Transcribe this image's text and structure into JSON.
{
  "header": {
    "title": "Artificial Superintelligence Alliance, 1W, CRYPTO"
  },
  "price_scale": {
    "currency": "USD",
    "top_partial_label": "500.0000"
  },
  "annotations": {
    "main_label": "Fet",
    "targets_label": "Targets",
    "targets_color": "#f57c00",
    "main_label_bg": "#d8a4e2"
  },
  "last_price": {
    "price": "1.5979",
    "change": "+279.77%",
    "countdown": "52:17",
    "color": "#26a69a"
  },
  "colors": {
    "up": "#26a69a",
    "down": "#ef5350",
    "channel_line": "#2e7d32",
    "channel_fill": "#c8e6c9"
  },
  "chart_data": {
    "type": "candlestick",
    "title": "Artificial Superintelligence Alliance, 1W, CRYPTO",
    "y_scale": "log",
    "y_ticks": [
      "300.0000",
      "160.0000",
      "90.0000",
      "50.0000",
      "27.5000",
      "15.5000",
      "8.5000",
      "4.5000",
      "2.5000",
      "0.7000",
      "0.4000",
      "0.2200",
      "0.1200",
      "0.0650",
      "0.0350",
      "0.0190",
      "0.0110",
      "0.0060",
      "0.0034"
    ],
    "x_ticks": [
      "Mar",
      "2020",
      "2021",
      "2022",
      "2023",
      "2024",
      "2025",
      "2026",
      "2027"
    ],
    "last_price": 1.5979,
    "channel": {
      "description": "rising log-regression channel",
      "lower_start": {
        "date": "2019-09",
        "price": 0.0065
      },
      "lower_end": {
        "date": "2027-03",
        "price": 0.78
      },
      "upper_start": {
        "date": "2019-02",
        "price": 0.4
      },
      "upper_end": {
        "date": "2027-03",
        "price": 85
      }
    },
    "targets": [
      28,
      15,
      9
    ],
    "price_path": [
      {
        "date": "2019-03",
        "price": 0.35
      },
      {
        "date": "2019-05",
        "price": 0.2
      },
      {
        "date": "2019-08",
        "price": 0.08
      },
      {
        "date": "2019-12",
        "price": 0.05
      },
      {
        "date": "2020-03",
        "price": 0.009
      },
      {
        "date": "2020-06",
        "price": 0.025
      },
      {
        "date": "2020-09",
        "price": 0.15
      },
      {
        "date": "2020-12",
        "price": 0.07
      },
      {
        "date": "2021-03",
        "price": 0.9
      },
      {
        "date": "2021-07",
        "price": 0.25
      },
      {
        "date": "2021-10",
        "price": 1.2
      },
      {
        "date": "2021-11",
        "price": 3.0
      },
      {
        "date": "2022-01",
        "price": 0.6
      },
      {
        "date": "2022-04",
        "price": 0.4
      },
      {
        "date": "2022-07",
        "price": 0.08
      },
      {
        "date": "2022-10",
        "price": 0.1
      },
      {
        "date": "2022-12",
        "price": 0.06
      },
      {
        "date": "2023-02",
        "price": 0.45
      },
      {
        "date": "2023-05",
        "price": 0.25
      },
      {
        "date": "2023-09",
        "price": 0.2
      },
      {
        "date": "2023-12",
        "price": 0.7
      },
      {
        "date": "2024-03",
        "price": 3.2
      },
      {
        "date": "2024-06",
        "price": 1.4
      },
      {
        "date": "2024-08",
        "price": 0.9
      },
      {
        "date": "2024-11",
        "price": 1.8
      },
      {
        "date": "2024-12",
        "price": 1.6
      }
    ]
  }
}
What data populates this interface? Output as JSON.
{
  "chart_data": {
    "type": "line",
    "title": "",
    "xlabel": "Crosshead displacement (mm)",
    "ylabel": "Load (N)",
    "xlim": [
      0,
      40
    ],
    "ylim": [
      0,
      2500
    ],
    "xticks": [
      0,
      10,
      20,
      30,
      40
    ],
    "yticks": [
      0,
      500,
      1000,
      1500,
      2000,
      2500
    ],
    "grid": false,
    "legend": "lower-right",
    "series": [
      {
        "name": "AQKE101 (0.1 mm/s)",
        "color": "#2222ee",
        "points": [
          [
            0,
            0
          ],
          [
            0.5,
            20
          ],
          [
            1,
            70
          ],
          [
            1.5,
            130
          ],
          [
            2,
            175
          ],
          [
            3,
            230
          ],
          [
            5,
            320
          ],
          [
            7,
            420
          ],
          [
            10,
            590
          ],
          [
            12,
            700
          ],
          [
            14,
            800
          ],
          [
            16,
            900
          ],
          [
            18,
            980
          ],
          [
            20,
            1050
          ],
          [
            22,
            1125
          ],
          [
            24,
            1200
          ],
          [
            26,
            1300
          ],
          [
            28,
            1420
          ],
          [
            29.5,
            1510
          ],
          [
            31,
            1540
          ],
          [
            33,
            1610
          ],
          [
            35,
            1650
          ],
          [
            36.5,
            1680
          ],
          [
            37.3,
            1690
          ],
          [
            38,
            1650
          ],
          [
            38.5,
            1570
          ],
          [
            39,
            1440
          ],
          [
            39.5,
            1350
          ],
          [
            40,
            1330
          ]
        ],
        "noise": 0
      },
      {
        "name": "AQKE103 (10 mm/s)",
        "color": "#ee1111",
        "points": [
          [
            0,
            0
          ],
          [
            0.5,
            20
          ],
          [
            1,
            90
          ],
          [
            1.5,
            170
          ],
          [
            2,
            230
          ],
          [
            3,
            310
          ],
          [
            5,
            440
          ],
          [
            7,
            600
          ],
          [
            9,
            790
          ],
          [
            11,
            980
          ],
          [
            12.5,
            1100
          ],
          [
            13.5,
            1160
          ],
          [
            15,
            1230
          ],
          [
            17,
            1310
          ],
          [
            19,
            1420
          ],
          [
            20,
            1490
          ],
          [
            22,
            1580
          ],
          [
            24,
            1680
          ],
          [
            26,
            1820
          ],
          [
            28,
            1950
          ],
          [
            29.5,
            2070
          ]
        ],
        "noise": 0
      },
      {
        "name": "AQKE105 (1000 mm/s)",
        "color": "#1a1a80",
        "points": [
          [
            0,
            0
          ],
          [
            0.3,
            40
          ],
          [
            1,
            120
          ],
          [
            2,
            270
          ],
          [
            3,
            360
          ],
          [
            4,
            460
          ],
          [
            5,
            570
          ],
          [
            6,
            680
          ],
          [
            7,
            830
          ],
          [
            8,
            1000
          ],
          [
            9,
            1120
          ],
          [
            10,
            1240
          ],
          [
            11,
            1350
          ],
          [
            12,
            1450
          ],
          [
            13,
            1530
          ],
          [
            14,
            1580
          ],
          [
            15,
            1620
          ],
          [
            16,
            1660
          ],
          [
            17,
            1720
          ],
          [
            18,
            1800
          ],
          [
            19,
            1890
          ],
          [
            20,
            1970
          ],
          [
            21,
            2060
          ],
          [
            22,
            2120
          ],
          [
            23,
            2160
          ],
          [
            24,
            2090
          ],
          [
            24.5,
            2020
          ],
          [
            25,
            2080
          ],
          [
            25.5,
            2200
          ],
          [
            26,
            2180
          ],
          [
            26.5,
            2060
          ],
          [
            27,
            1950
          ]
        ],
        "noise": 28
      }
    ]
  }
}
···
What is being asked - Give the records above again, word for word.

The response -
Transcribe this image's text and structure into JSON.
{
  "header": {
    "title": "Artificial Superintelligence Alliance, 1W, CRYPTO"
  },
  "price_scale": {
    "currency": "USD",
    "top_partial_label": "500.0000"
  },
  "annotations": {
    "main_label": "Fet",
    "targets_label": "Targets",
    "targets_color": "#f57c00",
    "main_label_bg": "#d8a4e2"
  },
  "last_price": {
    "price": "1.5979",
    "change": "+279.77%",
    "countdown": "52:17",
    "color": "#26a69a"
  },
  "colors": {
    "up": "#26a69a",
    "down": "#ef5350",
    "channel_line": "#2e7d32",
    "channel_fill": "#c8e6c9"
  },
  "chart_data": {
    "type": "candlestick",
    "title": "Artificial Superintelligence Alliance, 1W, CRYPTO",
    "y_scale": "log",
    "y_ticks": [
      "300.0000",
      "160.0000",
      "90.0000",
      "50.0000",
      "27.5000",
      "15.5000",
      "8.5000",
      "4.5000",
      "2.5000",
      "0.7000",
      "0.4000",
      "0.2200",
      "0.1200",
      "0.0650",
      "0.0350",
      "0.0190",
      "0.0110",
      "0.0060",
      "0.0034"
    ],
    "x_ticks": [
      "Mar",
      "2020",
      "2021",
      "2022",
      "2023",
      "2024",
      "2025",
      "2026",
      "2027"
    ],
    "last_price": 1.5979,
    "channel": {
      "description": "rising log-regression channel",
      "lower_start": {
        "date": "2019-09",
        "price": 0.0065
      },
      "lower_end": {
        "date": "2027-03",
        "price": 0.78
      },
      "upper_start": {
        "date": "2019-02",
        "price": 0.4
      },
      "upper_end": {
        "date": "2027-03",
        "price": 85
      }
    },
    "targets": [
      28,
      15,
      9
    ],
    "price_path": [
      {
        "date": "2019-03",
        "price": 0.35
      },
      {
        "date": "2019-05",
        "price": 0.2
      },
      {
        "date": "2019-08",
        "price": 0.08
      },
      {
        "date": "2019-12",
        "price": 0.05
      },
      {
        "date": "2020-03",
        "price": 0.009
      },
      {
        "date": "2020-06",
        "price": 0.025
      },
      {
        "date": "2020-09",
        "price": 0.15
      },
      {
        "date": "2020-12",
        "price": 0.07
      },
      {
        "date": "2021-03",
        "price": 0.9
      },
      {
        "date": "2021-07",
        "price": 0.25
      },
      {
        "date": "2021-10",
        "price": 1.2
      },
      {
        "date": "2021-11",
        "price": 3.0
      },
      {
        "date": "2022-01",
        "price": 0.6
      },
      {
        "date": "2022-04",
        "price": 0.4
      },
      {
        "date": "2022-07",
        "price": 0.08
      },
      {
        "date": "2022-10",
        "price": 0.1
      },
      {
        "date": "2022-12",
        "price": 0.06
      },
      {
        "date": "2023-02",
        "price": 0.45
      },
      {
        "date": "2023-05",
        "price": 0.25
      },
      {
        "date": "2023-09",
        "price": 0.2
      },
      {
        "date": "2023-12",
        "price": 0.7
      },
      {
        "date": "2024-03",
        "price": 3.2
      },
      {
        "date": "2024-06",
        "price": 1.4
      },
      {
        "date": "2024-08",
        "price": 0.9
      },
      {
        "date": "2024-11",
        "price": 1.8
      },
      {
        "date": "2024-12",
        "price": 1.6
      }
    ]
  }
}
What data populates this interface? Output as JSON.
{
  "chart_data": {
    "type": "line",
    "title": "",
    "xlabel": "Crosshead displacement (mm)",
    "ylabel": "Load (N)",
    "xlim": [
      0,
      40
    ],
    "ylim": [
      0,
      2500
    ],
    "xticks": [
      0,
      10,
      20,
      30,
      40
    ],
    "yticks": [
      0,
      500,
      1000,
      1500,
      2000,
      2500
    ],
    "grid": false,
    "legend": "lower-right",
    "series": [
      {
        "name": "AQKE101 (0.1 mm/s)",
        "color": "#2222ee",
        "points": [
          [
            0,
            0
          ],
          [
            0.5,
            20
          ],
          [
            1,
            70
          ],
          [
            1.5,
            130
          ],
          [
            2,
            175
          ],
          [
            3,
            230
          ],
          [
            5,
            320
          ],
          [
            7,
            420
          ],
          [
            10,
            590
          ],
          [
            12,
            700
          ],
          [
            14,
            800
          ],
          [
            16,
            900
          ],
          [
            18,
            980
          ],
          [
            20,
            1050
          ],
          [
            22,
            1125
          ],
          [
            24,
            1200
          ],
          [
            26,
            1300
          ],
          [
            28,
            1420
          ],
          [
            29.5,
            1510
          ],
          [
            31,
            1540
          ],
          [
            33,
            1610
          ],
          [
            35,
            1650
          ],
          [
            36.5,
            1680
          ],
          [
            37.3,
            1690
          ],
          [
            38,
            1650
          ],
          [
            38.5,
            1570
          ],
          [
            39,
            1440
          ],
          [
            39.5,
            1350
          ],
          [
            40,
            1330
          ]
        ],
        "noise": 0
      },
      {
        "name": "AQKE103 (10 mm/s)",
        "color": "#ee1111",
        "points": [
          [
            0,
            0
          ],
          [
            0.5,
            20
          ],
          [
            1,
            90
          ],
          [
            1.5,
            170
          ],
          [
            2,
            230
          ],
          [
            3,
            310
          ],
          [
            5,
            440
          ],
          [
            7,
            600
          ],
          [
            9,
            790
          ],
          [
            11,
            980
          ],
          [
            12.5,
            1100
          ],
          [
            13.5,
            1160
          ],
          [
            15,
            1230
          ],
          [
            17,
            1310
          ],
          [
            19,
            1420
          ],
          [
            20,
            1490
          ],
          [
            22,
            1580
          ],
          [
            24,
            1680
          ],
          [
            26,
            1820
          ],
          [
            28,
            1950
          ],
          [
            29.5,
            2070
          ]
        ],
        "noise": 0
      },
      {
        "name": "AQKE105 (1000 mm/s)",
        "color": "#1a1a80",
        "points": [
          [
            0,
            0
          ],
          [
            0.3,
            40
          ],
          [
            1,
            120
          ],
          [
            2,
            270
          ],
          [
            3,
            360
          ],
          [
            4,
            460
          ],
          [
            5,
            570
          ],
          [
            6,
            680
          ],
          [
            7,
            830
          ],
          [
            8,
            1000
          ],
          [
            9,
            1120
          ],
          [
            10,
            1240
          ],
          [
            11,
            1350
          ],
          [
            12,
            1450
          ],
          [
            13,
            1530
          ],
          [
            14,
            1580
          ],
          [
            15,
            1620
          ],
          [
            16,
            1660
          ],
          [
            17,
            1720
          ],
          [
            18,
            1800
          ],
          [
            19,
            1890
          ],
          [
            20,
            1970
          ],
          [
            21,
            2060
          ],
          [
            22,
            2120
          ],
          [
            23,
            2160
          ],
          [
            24,
            2090
          ],
          [
            24.5,
            2020
          ],
          [
            25,
            2080
          ],
          [
            25.5,
            2200
          ],
          [
            26,
            2180
          ],
          [
            26.5,
            2060
          ],
          [
            27,
            1950
          ]
        ],
        "noise": 28
      }
    ]
  }
}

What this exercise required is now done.